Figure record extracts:
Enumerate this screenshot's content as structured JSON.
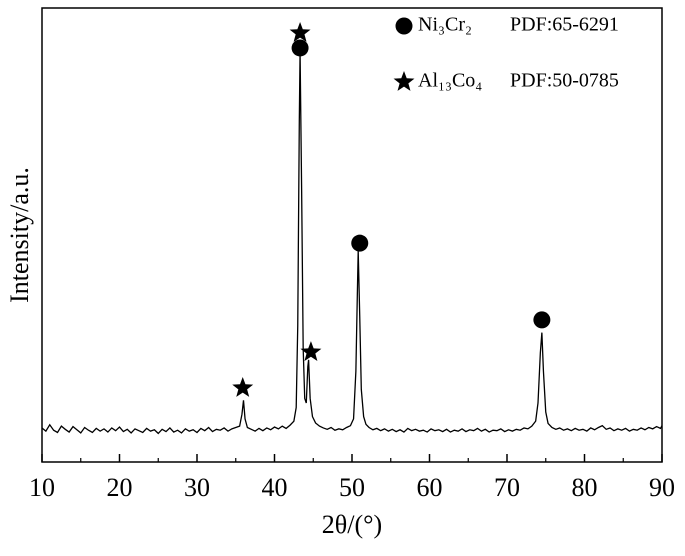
{
  "chart_data": {
    "type": "line",
    "xlabel": "2θ/(°)",
    "ylabel": "Intensity/a.u.",
    "xlim": [
      10,
      90
    ],
    "ylim": [
      0,
      100
    ],
    "xticks": [
      10,
      20,
      30,
      40,
      50,
      60,
      70,
      80,
      90
    ],
    "xminorticks": [
      15,
      25,
      35,
      45,
      55,
      65,
      75,
      85
    ],
    "series": [
      {
        "color": "#000000",
        "x": [
          10,
          10.5,
          11,
          11.5,
          12,
          12.5,
          13,
          13.5,
          14,
          14.5,
          15,
          15.5,
          16,
          16.5,
          17,
          17.5,
          18,
          18.5,
          19,
          19.5,
          20,
          20.5,
          21,
          21.5,
          22,
          22.5,
          23,
          23.5,
          24,
          24.5,
          25,
          25.5,
          26,
          26.5,
          27,
          27.5,
          28,
          28.5,
          29,
          29.5,
          30,
          30.5,
          31,
          31.5,
          32,
          32.5,
          33,
          33.5,
          34,
          34.5,
          35,
          35.5,
          35.8,
          36,
          36.2,
          36.5,
          37,
          37.5,
          38,
          38.5,
          39,
          39.5,
          40,
          40.5,
          41,
          41.5,
          42,
          42.5,
          42.8,
          43,
          43.2,
          43.3,
          43.5,
          43.7,
          43.9,
          44.1,
          44.3,
          44.4,
          44.6,
          44.9,
          45.3,
          45.8,
          46.3,
          46.8,
          47.3,
          47.8,
          48.3,
          48.8,
          49.3,
          49.8,
          50.2,
          50.5,
          50.7,
          50.8,
          51,
          51.2,
          51.5,
          51.8,
          52.2,
          52.7,
          53.2,
          53.7,
          54.2,
          54.7,
          55.2,
          55.7,
          56.2,
          56.7,
          57.2,
          57.7,
          58.2,
          58.7,
          59.2,
          59.7,
          60.2,
          60.7,
          61.2,
          61.7,
          62.2,
          62.7,
          63.2,
          63.7,
          64.2,
          64.7,
          65.2,
          65.7,
          66.2,
          66.7,
          67.2,
          67.7,
          68.2,
          68.7,
          69.2,
          69.7,
          70.2,
          70.7,
          71.2,
          71.7,
          72.2,
          72.7,
          73.2,
          73.7,
          74,
          74.3,
          74.5,
          74.7,
          75,
          75.3,
          75.8,
          76.3,
          76.8,
          77.3,
          77.8,
          78.3,
          78.8,
          79.3,
          79.8,
          80.3,
          80.8,
          81.3,
          81.8,
          82.3,
          82.8,
          83.3,
          83.8,
          84.3,
          84.8,
          85.3,
          85.8,
          86.3,
          86.8,
          87.3,
          87.8,
          88.3,
          88.8,
          89.3,
          89.8,
          90
        ],
        "values": [
          7.5,
          6.8,
          8.2,
          7.0,
          6.5,
          7.9,
          7.2,
          6.6,
          7.8,
          7.1,
          6.4,
          7.6,
          7.0,
          6.5,
          7.4,
          6.8,
          7.3,
          6.6,
          7.5,
          6.9,
          7.7,
          6.7,
          7.2,
          6.4,
          7.3,
          6.9,
          6.5,
          7.4,
          6.8,
          7.1,
          6.3,
          7.2,
          6.7,
          7.5,
          6.6,
          7.0,
          6.4,
          7.3,
          6.8,
          7.1,
          6.5,
          7.4,
          6.9,
          7.6,
          6.7,
          7.2,
          7.0,
          7.5,
          6.8,
          7.3,
          7.6,
          7.9,
          10.5,
          13.6,
          9.5,
          7.6,
          7.2,
          6.8,
          7.4,
          6.9,
          7.5,
          7.1,
          7.7,
          7.3,
          7.9,
          7.4,
          8.1,
          9.0,
          12,
          30,
          75,
          90.5,
          60,
          25,
          14,
          13,
          21,
          22.5,
          14,
          10,
          8.6,
          7.9,
          7.5,
          7.2,
          7.6,
          7.0,
          7.3,
          7.1,
          7.6,
          8.0,
          9.5,
          20,
          38,
          46.5,
          32,
          16,
          10,
          8.3,
          7.6,
          7.1,
          7.4,
          6.9,
          7.3,
          6.8,
          7.2,
          6.7,
          7.1,
          6.6,
          7.4,
          6.9,
          7.2,
          6.8,
          7.0,
          6.6,
          7.3,
          6.9,
          7.1,
          6.7,
          7.2,
          6.6,
          7.0,
          6.8,
          7.3,
          6.7,
          7.1,
          6.9,
          7.4,
          6.8,
          7.2,
          6.6,
          7.0,
          6.9,
          7.3,
          6.7,
          7.1,
          6.8,
          7.2,
          7.0,
          7.5,
          7.3,
          7.9,
          9.0,
          13,
          24,
          28.5,
          20,
          11,
          8.5,
          7.6,
          7.2,
          7.5,
          7.0,
          7.3,
          6.9,
          7.4,
          7.0,
          7.2,
          6.8,
          7.5,
          7.1,
          7.6,
          8.0,
          7.2,
          7.5,
          6.9,
          7.3,
          7.0,
          7.4,
          6.8,
          7.2,
          7.0,
          7.5,
          7.1,
          7.6,
          7.3,
          7.8,
          7.4,
          8.0
        ]
      }
    ],
    "peak_markers": [
      {
        "symbol": "star",
        "x": 43.3,
        "y": 94.5
      },
      {
        "symbol": "circle",
        "x": 43.3,
        "y": 91.2
      },
      {
        "symbol": "star",
        "x": 35.9,
        "y": 16.3
      },
      {
        "symbol": "star",
        "x": 44.7,
        "y": 24.2
      },
      {
        "symbol": "circle",
        "x": 51.0,
        "y": 48.2
      },
      {
        "symbol": "circle",
        "x": 74.5,
        "y": 31.3
      }
    ],
    "legend": [
      {
        "symbol": "circle",
        "name": "Ni₃Cr₂",
        "pdf": "PDF:65-6291"
      },
      {
        "symbol": "star",
        "name": "Al₁₃Co₄",
        "pdf": "PDF:50-0785"
      }
    ]
  }
}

▶ **PROBLEM TO WORK ON**: The records above must be printed exactly; the pictures stay out.

▶ **OUTPUT OF THE EXERCISE**:
Enumerate this screenshot's content as structured JSON.
{
  "chart_data": {
    "type": "line",
    "xlabel": "2θ/(°)",
    "ylabel": "Intensity/a.u.",
    "xlim": [
      10,
      90
    ],
    "ylim": [
      0,
      100
    ],
    "xticks": [
      10,
      20,
      30,
      40,
      50,
      60,
      70,
      80,
      90
    ],
    "xminorticks": [
      15,
      25,
      35,
      45,
      55,
      65,
      75,
      85
    ],
    "series": [
      {
        "color": "#000000",
        "x": [
          10,
          10.5,
          11,
          11.5,
          12,
          12.5,
          13,
          13.5,
          14,
          14.5,
          15,
          15.5,
          16,
          16.5,
          17,
          17.5,
          18,
          18.5,
          19,
          19.5,
          20,
          20.5,
          21,
          21.5,
          22,
          22.5,
          23,
          23.5,
          24,
          24.5,
          25,
          25.5,
          26,
          26.5,
          27,
          27.5,
          28,
          28.5,
          29,
          29.5,
          30,
          30.5,
          31,
          31.5,
          32,
          32.5,
          33,
          33.5,
          34,
          34.5,
          35,
          35.5,
          35.8,
          36,
          36.2,
          36.5,
          37,
          37.5,
          38,
          38.5,
          39,
          39.5,
          40,
          40.5,
          41,
          41.5,
          42,
          42.5,
          42.8,
          43,
          43.2,
          43.3,
          43.5,
          43.7,
          43.9,
          44.1,
          44.3,
          44.4,
          44.6,
          44.9,
          45.3,
          45.8,
          46.3,
          46.8,
          47.3,
          47.8,
          48.3,
          48.8,
          49.3,
          49.8,
          50.2,
          50.5,
          50.7,
          50.8,
          51,
          51.2,
          51.5,
          51.8,
          52.2,
          52.7,
          53.2,
          53.7,
          54.2,
          54.7,
          55.2,
          55.7,
          56.2,
          56.7,
          57.2,
          57.7,
          58.2,
          58.7,
          59.2,
          59.7,
          60.2,
          60.7,
          61.2,
          61.7,
          62.2,
          62.7,
          63.2,
          63.7,
          64.2,
          64.7,
          65.2,
          65.7,
          66.2,
          66.7,
          67.2,
          67.7,
          68.2,
          68.7,
          69.2,
          69.7,
          70.2,
          70.7,
          71.2,
          71.7,
          72.2,
          72.7,
          73.2,
          73.7,
          74,
          74.3,
          74.5,
          74.7,
          75,
          75.3,
          75.8,
          76.3,
          76.8,
          77.3,
          77.8,
          78.3,
          78.8,
          79.3,
          79.8,
          80.3,
          80.8,
          81.3,
          81.8,
          82.3,
          82.8,
          83.3,
          83.8,
          84.3,
          84.8,
          85.3,
          85.8,
          86.3,
          86.8,
          87.3,
          87.8,
          88.3,
          88.8,
          89.3,
          89.8,
          90
        ],
        "values": [
          7.5,
          6.8,
          8.2,
          7.0,
          6.5,
          7.9,
          7.2,
          6.6,
          7.8,
          7.1,
          6.4,
          7.6,
          7.0,
          6.5,
          7.4,
          6.8,
          7.3,
          6.6,
          7.5,
          6.9,
          7.7,
          6.7,
          7.2,
          6.4,
          7.3,
          6.9,
          6.5,
          7.4,
          6.8,
          7.1,
          6.3,
          7.2,
          6.7,
          7.5,
          6.6,
          7.0,
          6.4,
          7.3,
          6.8,
          7.1,
          6.5,
          7.4,
          6.9,
          7.6,
          6.7,
          7.2,
          7.0,
          7.5,
          6.8,
          7.3,
          7.6,
          7.9,
          10.5,
          13.6,
          9.5,
          7.6,
          7.2,
          6.8,
          7.4,
          6.9,
          7.5,
          7.1,
          7.7,
          7.3,
          7.9,
          7.4,
          8.1,
          9.0,
          12,
          30,
          75,
          90.5,
          60,
          25,
          14,
          13,
          21,
          22.5,
          14,
          10,
          8.6,
          7.9,
          7.5,
          7.2,
          7.6,
          7.0,
          7.3,
          7.1,
          7.6,
          8.0,
          9.5,
          20,
          38,
          46.5,
          32,
          16,
          10,
          8.3,
          7.6,
          7.1,
          7.4,
          6.9,
          7.3,
          6.8,
          7.2,
          6.7,
          7.1,
          6.6,
          7.4,
          6.9,
          7.2,
          6.8,
          7.0,
          6.6,
          7.3,
          6.9,
          7.1,
          6.7,
          7.2,
          6.6,
          7.0,
          6.8,
          7.3,
          6.7,
          7.1,
          6.9,
          7.4,
          6.8,
          7.2,
          6.6,
          7.0,
          6.9,
          7.3,
          6.7,
          7.1,
          6.8,
          7.2,
          7.0,
          7.5,
          7.3,
          7.9,
          9.0,
          13,
          24,
          28.5,
          20,
          11,
          8.5,
          7.6,
          7.2,
          7.5,
          7.0,
          7.3,
          6.9,
          7.4,
          7.0,
          7.2,
          6.8,
          7.5,
          7.1,
          7.6,
          8.0,
          7.2,
          7.5,
          6.9,
          7.3,
          7.0,
          7.4,
          6.8,
          7.2,
          7.0,
          7.5,
          7.1,
          7.6,
          7.3,
          7.8,
          7.4,
          8.0
        ]
      }
    ],
    "peak_markers": [
      {
        "symbol": "star",
        "x": 43.3,
        "y": 94.5
      },
      {
        "symbol": "circle",
        "x": 43.3,
        "y": 91.2
      },
      {
        "symbol": "star",
        "x": 35.9,
        "y": 16.3
      },
      {
        "symbol": "star",
        "x": 44.7,
        "y": 24.2
      },
      {
        "symbol": "circle",
        "x": 51.0,
        "y": 48.2
      },
      {
        "symbol": "circle",
        "x": 74.5,
        "y": 31.3
      }
    ],
    "legend": [
      {
        "symbol": "circle",
        "name": "Ni₃Cr₂",
        "pdf": "PDF:65-6291"
      },
      {
        "symbol": "star",
        "name": "Al₁₃Co₄",
        "pdf": "PDF:50-0785"
      }
    ]
  }
}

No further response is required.